GIVEN RECORDS:

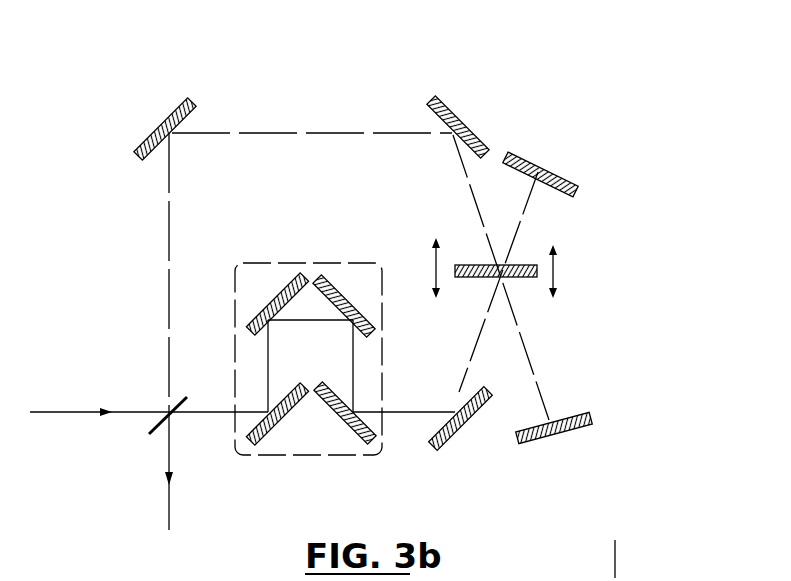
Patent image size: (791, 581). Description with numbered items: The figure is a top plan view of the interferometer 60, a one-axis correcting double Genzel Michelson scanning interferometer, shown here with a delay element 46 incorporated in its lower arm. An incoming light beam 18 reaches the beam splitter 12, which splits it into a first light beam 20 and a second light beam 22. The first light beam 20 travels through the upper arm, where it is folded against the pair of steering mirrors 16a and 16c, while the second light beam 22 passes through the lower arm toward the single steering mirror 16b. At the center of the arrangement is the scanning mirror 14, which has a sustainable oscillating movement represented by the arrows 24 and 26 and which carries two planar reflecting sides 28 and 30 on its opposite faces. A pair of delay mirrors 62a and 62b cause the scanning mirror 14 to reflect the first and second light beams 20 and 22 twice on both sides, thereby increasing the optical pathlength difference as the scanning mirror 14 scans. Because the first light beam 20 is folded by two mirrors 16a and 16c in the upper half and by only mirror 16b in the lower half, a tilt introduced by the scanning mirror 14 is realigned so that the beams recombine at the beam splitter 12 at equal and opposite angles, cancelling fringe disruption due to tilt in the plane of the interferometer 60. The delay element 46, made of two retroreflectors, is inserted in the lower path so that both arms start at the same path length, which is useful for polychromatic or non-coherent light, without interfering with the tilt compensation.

The interferometer 60 is at (344, 76).
The first light beam 20 is at (169, 183).
The light beam 18 is at (68, 413).
The second light beam 22 is at (202, 415).
The beam splitter 12 is at (149, 437).
The steering mirror 16a is at (160, 126).
The steering mirror 16b is at (442, 446).
The steering mirror 16c is at (446, 107).
The delay mirror 62a is at (538, 172).
The delay mirror 62b is at (582, 424).
The reflecting side 28 is at (466, 262).
The reflecting side 30 is at (472, 280).
The scanning mirror 14 is at (518, 263).
The arrow 26 is at (435, 270).
The arrow 24 is at (556, 277).
The delay element 46 is at (320, 457).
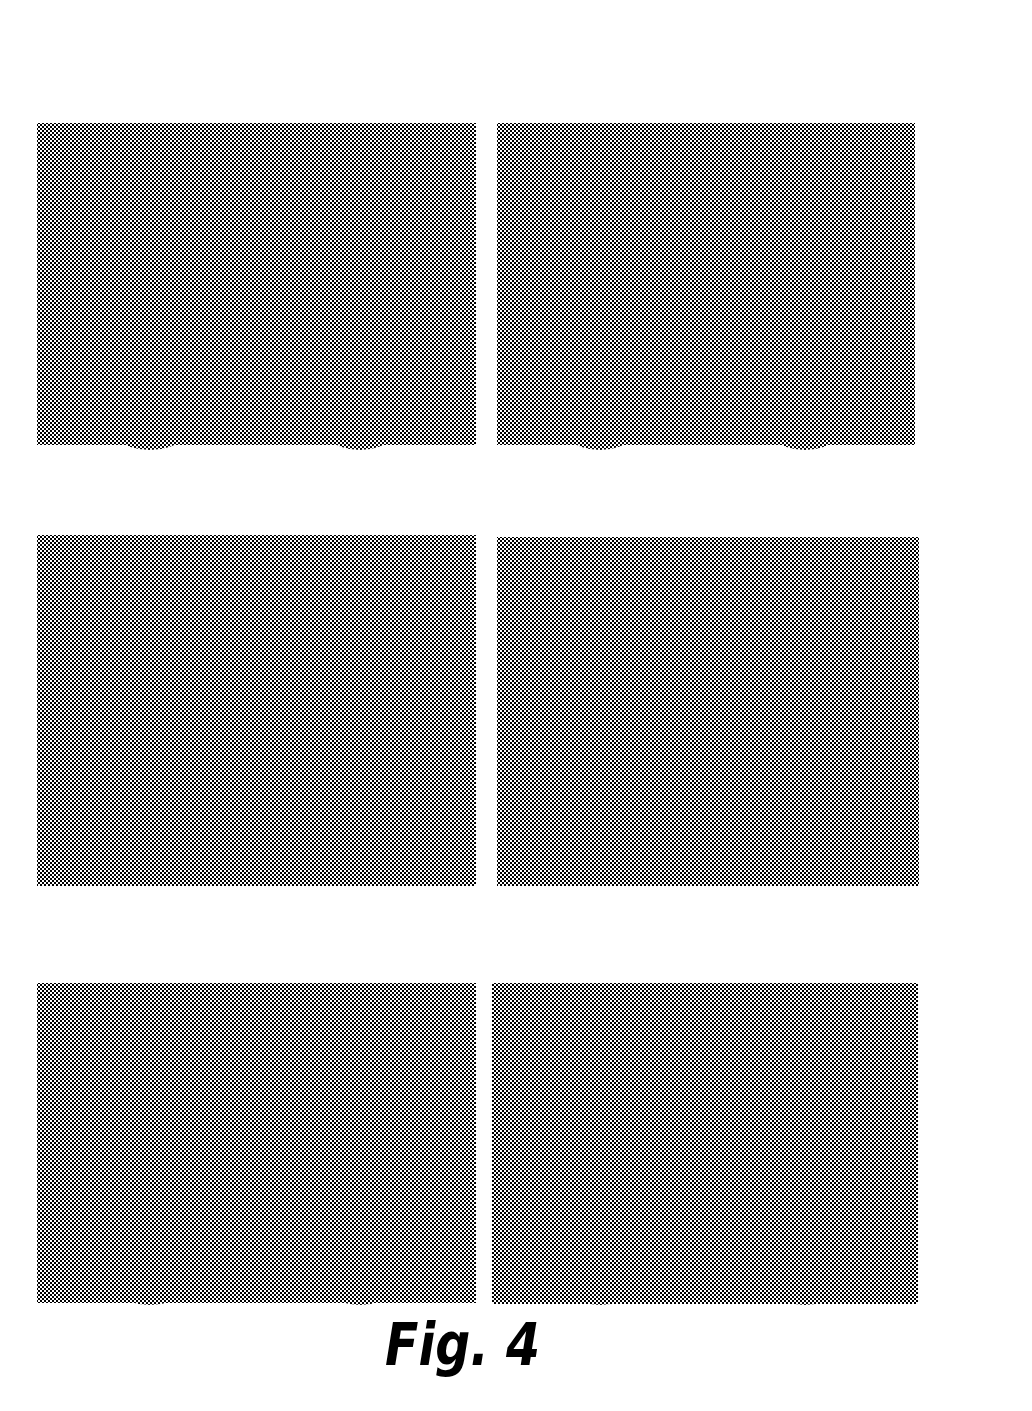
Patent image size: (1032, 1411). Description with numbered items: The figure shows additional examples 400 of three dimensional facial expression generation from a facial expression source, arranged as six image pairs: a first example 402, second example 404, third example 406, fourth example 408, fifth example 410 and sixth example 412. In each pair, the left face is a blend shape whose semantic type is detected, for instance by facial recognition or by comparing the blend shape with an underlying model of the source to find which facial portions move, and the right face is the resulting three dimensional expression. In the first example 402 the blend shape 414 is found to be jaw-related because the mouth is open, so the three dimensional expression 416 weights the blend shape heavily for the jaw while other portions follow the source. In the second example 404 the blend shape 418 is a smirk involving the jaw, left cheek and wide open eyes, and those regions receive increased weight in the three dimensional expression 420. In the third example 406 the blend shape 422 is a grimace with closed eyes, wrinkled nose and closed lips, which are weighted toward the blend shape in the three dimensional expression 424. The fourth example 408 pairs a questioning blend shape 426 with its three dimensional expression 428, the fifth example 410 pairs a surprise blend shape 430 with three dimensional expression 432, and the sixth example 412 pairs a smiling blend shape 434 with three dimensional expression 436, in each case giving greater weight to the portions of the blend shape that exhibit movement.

The additional examples 400 is at (150, 68).
The first example 402 is at (120, 86).
The second example 404 is at (118, 502).
The third example 406 is at (128, 946).
The fourth example 408 is at (572, 90).
The fifth example 410 is at (572, 500).
The sixth example 412 is at (570, 946).
The blend shape 414 is at (136, 128).
The three dimensional expression 416 is at (364, 128).
The blend shape 418 is at (136, 542).
The three dimensional expression 420 is at (364, 542).
The blend shape 422 is at (144, 988).
The three dimensional expression 424 is at (368, 988).
The blend shape 426 is at (586, 128).
The three dimensional expression 428 is at (810, 128).
The blend shape 430 is at (588, 566).
The three dimensional expression 432 is at (812, 560).
The blend shape 434 is at (590, 988).
The three dimensional expression 436 is at (810, 988).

EXERCISE: Return the listing above from its first line up to and including the line with "The first light beam 20 is at (169, 183).", reproducing each line verbatim and omitting the pictures.

WORKED SOLUTION:
Patent image size: (791, 581). Description with numbered items: The figure is a top plan view of the interferometer 60, a one-axis correcting double Genzel Michelson scanning interferometer, shown here with a delay element 46 incorporated in its lower arm. An incoming light beam 18 reaches the beam splitter 12, which splits it into a first light beam 20 and a second light beam 22. The first light beam 20 travels through the upper arm, where it is folded against the pair of steering mirrors 16a and 16c, while the second light beam 22 passes through the lower arm toward the single steering mirror 16b. At the center of the arrangement is the scanning mirror 14, which has a sustainable oscillating movement represented by the arrows 24 and 26 and which carries two planar reflecting sides 28 and 30 on its opposite faces. A pair of delay mirrors 62a and 62b cause the scanning mirror 14 to reflect the first and second light beams 20 and 22 twice on both sides, thereby increasing the optical pathlength difference as the scanning mirror 14 scans. Because the first light beam 20 is folded by two mirrors 16a and 16c in the upper half and by only mirror 16b in the lower half, a tilt introduced by the scanning mirror 14 is realigned so that the beams recombine at the beam splitter 12 at equal and opposite angles, cancelling fringe disruption due to tilt in the plane of the interferometer 60. The delay element 46, made of two retroreflectors, is inserted in the lower path so that both arms start at the same path length, which is useful for polychromatic or non-coherent light, without interfering with the tilt compensation.

The interferometer 60 is at (344, 76).
The first light beam 20 is at (169, 183).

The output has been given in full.